Directions. Make an exact copy of all the material below, apart from the pictures.

>>>>

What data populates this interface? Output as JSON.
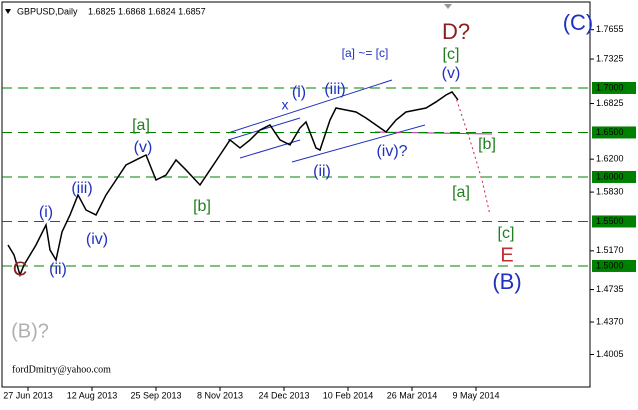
{
  "chart_data": {
    "type": "line",
    "title": "GBPUSD,Daily",
    "subtitle": "1.6825 1.6868 1.6824 1.6857",
    "watermark": "fordDmitry@yahoo.com",
    "x": [
      -10,
      -7,
      -4,
      -2,
      4,
      9,
      11,
      14,
      17,
      21,
      25,
      29,
      34,
      39,
      44,
      49,
      54,
      59,
      64,
      69,
      74,
      79,
      86,
      91,
      96,
      101,
      106,
      111,
      116,
      121,
      126,
      131,
      136,
      139,
      144,
      146,
      151,
      154,
      159,
      164,
      169,
      174,
      179,
      184,
      189,
      194,
      199,
      204,
      209,
      212,
      215
    ],
    "series": [
      {
        "color": "#000000",
        "values": [
          1.5236,
          1.5124,
          1.4899,
          1.5011,
          1.5236,
          1.5461,
          1.518,
          1.5067,
          1.5382,
          1.5573,
          1.5798,
          1.5629,
          1.5573,
          1.5798,
          1.5966,
          1.6135,
          1.6191,
          1.6247,
          1.5966,
          1.6022,
          1.6191,
          1.6079,
          1.591,
          1.6079,
          1.6247,
          1.6416,
          1.6326,
          1.6416,
          1.6528,
          1.6584,
          1.6416,
          1.636,
          1.6551,
          1.6618,
          1.6326,
          1.6303,
          1.664,
          1.6775,
          1.6753,
          1.673,
          1.6663,
          1.6584,
          1.6506,
          1.664,
          1.673,
          1.6753,
          1.6775,
          1.6843,
          1.6921,
          1.6955,
          1.6865
        ]
      }
    ],
    "xlim": [
      -14,
      281
    ],
    "xticks": [
      {
        "value": 0,
        "label": "27 Jun 2013"
      },
      {
        "value": 32,
        "label": "12 Aug 2013"
      },
      {
        "value": 64,
        "label": "25 Sep 2013"
      },
      {
        "value": 96,
        "label": "8 Nov 2013"
      },
      {
        "value": 128,
        "label": "24 Dec 2013"
      },
      {
        "value": 160,
        "label": "10 Feb 2014"
      },
      {
        "value": 192,
        "label": "26 Mar 2014"
      },
      {
        "value": 224,
        "label": "9 May 2014"
      }
    ],
    "ylim": [
      1.364,
      1.7966
    ],
    "yticks": [
      {
        "value": 1.7655,
        "label": "1.7655"
      },
      {
        "value": 1.7325,
        "label": "1.7325"
      },
      {
        "value": 1.6825,
        "label": "1.6825"
      },
      {
        "value": 1.62,
        "label": "1.6200"
      },
      {
        "value": 1.583,
        "label": "1.5830"
      },
      {
        "value": 1.517,
        "label": "1.5170"
      },
      {
        "value": 1.4735,
        "label": "1.4735"
      },
      {
        "value": 1.437,
        "label": "1.4370"
      },
      {
        "value": 1.4005,
        "label": "1.4005"
      }
    ],
    "levels": [
      {
        "value": 1.7,
        "label": "1.7000"
      },
      {
        "value": 1.65,
        "label": "1.6500"
      },
      {
        "value": 1.6,
        "label": "1.6000"
      },
      {
        "value": 1.55,
        "label": "1.5500"
      },
      {
        "value": 1.5,
        "label": "1.5000"
      }
    ],
    "level_color": "#008000",
    "annotations": [
      {
        "text": "C",
        "color": "#8b2020"
      },
      {
        "text": "(B)?",
        "color": "#b0b0b0"
      },
      {
        "text": "(i)",
        "color": "#2030c0"
      },
      {
        "text": "(ii)",
        "color": "#2030c0"
      },
      {
        "text": "(iii)",
        "color": "#2030c0"
      },
      {
        "text": "(iv)",
        "color": "#2030c0"
      },
      {
        "text": "[a]",
        "color": "#208020"
      },
      {
        "text": "(v)",
        "color": "#2030c0"
      },
      {
        "text": "[b]",
        "color": "#208020"
      },
      {
        "text": "x",
        "color": "#2030c0"
      },
      {
        "text": "(i)",
        "color": "#2030c0"
      },
      {
        "text": "(iii)",
        "color": "#2030c0"
      },
      {
        "text": "(ii)",
        "color": "#2030c0"
      },
      {
        "text": "(iv)?",
        "color": "#2030c0"
      },
      {
        "text": "[a] ~= [c]",
        "color": "#2030c0"
      },
      {
        "text": "D?",
        "color": "#8b2020"
      },
      {
        "text": "[c]",
        "color": "#208020"
      },
      {
        "text": "(v)",
        "color": "#2030c0"
      },
      {
        "text": "[b]",
        "color": "#208020"
      },
      {
        "text": "[a]",
        "color": "#208020"
      },
      {
        "text": "[c]",
        "color": "#208020"
      },
      {
        "text": "E",
        "color": "#c03030"
      },
      {
        "text": "(B)",
        "color": "#2030c0"
      },
      {
        "text": "(C)",
        "color": "#2030c0"
      }
    ]
  }
}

<<<<

Task response.
What data populates this interface? Output as JSON.
{
  "chart_data": {
    "type": "line",
    "title": "GBPUSD,Daily",
    "subtitle": "1.6825 1.6868 1.6824 1.6857",
    "watermark": "fordDmitry@yahoo.com",
    "x": [
      -10,
      -7,
      -4,
      -2,
      4,
      9,
      11,
      14,
      17,
      21,
      25,
      29,
      34,
      39,
      44,
      49,
      54,
      59,
      64,
      69,
      74,
      79,
      86,
      91,
      96,
      101,
      106,
      111,
      116,
      121,
      126,
      131,
      136,
      139,
      144,
      146,
      151,
      154,
      159,
      164,
      169,
      174,
      179,
      184,
      189,
      194,
      199,
      204,
      209,
      212,
      215
    ],
    "series": [
      {
        "color": "#000000",
        "values": [
          1.5236,
          1.5124,
          1.4899,
          1.5011,
          1.5236,
          1.5461,
          1.518,
          1.5067,
          1.5382,
          1.5573,
          1.5798,
          1.5629,
          1.5573,
          1.5798,
          1.5966,
          1.6135,
          1.6191,
          1.6247,
          1.5966,
          1.6022,
          1.6191,
          1.6079,
          1.591,
          1.6079,
          1.6247,
          1.6416,
          1.6326,
          1.6416,
          1.6528,
          1.6584,
          1.6416,
          1.636,
          1.6551,
          1.6618,
          1.6326,
          1.6303,
          1.664,
          1.6775,
          1.6753,
          1.673,
          1.6663,
          1.6584,
          1.6506,
          1.664,
          1.673,
          1.6753,
          1.6775,
          1.6843,
          1.6921,
          1.6955,
          1.6865
        ]
      }
    ],
    "xlim": [
      -14,
      281
    ],
    "xticks": [
      {
        "value": 0,
        "label": "27 Jun 2013"
      },
      {
        "value": 32,
        "label": "12 Aug 2013"
      },
      {
        "value": 64,
        "label": "25 Sep 2013"
      },
      {
        "value": 96,
        "label": "8 Nov 2013"
      },
      {
        "value": 128,
        "label": "24 Dec 2013"
      },
      {
        "value": 160,
        "label": "10 Feb 2014"
      },
      {
        "value": 192,
        "label": "26 Mar 2014"
      },
      {
        "value": 224,
        "label": "9 May 2014"
      }
    ],
    "ylim": [
      1.364,
      1.7966
    ],
    "yticks": [
      {
        "value": 1.7655,
        "label": "1.7655"
      },
      {
        "value": 1.7325,
        "label": "1.7325"
      },
      {
        "value": 1.6825,
        "label": "1.6825"
      },
      {
        "value": 1.62,
        "label": "1.6200"
      },
      {
        "value": 1.583,
        "label": "1.5830"
      },
      {
        "value": 1.517,
        "label": "1.5170"
      },
      {
        "value": 1.4735,
        "label": "1.4735"
      },
      {
        "value": 1.437,
        "label": "1.4370"
      },
      {
        "value": 1.4005,
        "label": "1.4005"
      }
    ],
    "levels": [
      {
        "value": 1.7,
        "label": "1.7000"
      },
      {
        "value": 1.65,
        "label": "1.6500"
      },
      {
        "value": 1.6,
        "label": "1.6000"
      },
      {
        "value": 1.55,
        "label": "1.5500"
      },
      {
        "value": 1.5,
        "label": "1.5000"
      }
    ],
    "level_color": "#008000",
    "annotations": [
      {
        "text": "C",
        "color": "#8b2020"
      },
      {
        "text": "(B)?",
        "color": "#b0b0b0"
      },
      {
        "text": "(i)",
        "color": "#2030c0"
      },
      {
        "text": "(ii)",
        "color": "#2030c0"
      },
      {
        "text": "(iii)",
        "color": "#2030c0"
      },
      {
        "text": "(iv)",
        "color": "#2030c0"
      },
      {
        "text": "[a]",
        "color": "#208020"
      },
      {
        "text": "(v)",
        "color": "#2030c0"
      },
      {
        "text": "[b]",
        "color": "#208020"
      },
      {
        "text": "x",
        "color": "#2030c0"
      },
      {
        "text": "(i)",
        "color": "#2030c0"
      },
      {
        "text": "(iii)",
        "color": "#2030c0"
      },
      {
        "text": "(ii)",
        "color": "#2030c0"
      },
      {
        "text": "(iv)?",
        "color": "#2030c0"
      },
      {
        "text": "[a] ~= [c]",
        "color": "#2030c0"
      },
      {
        "text": "D?",
        "color": "#8b2020"
      },
      {
        "text": "[c]",
        "color": "#208020"
      },
      {
        "text": "(v)",
        "color": "#2030c0"
      },
      {
        "text": "[b]",
        "color": "#208020"
      },
      {
        "text": "[a]",
        "color": "#208020"
      },
      {
        "text": "[c]",
        "color": "#208020"
      },
      {
        "text": "E",
        "color": "#c03030"
      },
      {
        "text": "(B)",
        "color": "#2030c0"
      },
      {
        "text": "(C)",
        "color": "#2030c0"
      }
    ]
  }
}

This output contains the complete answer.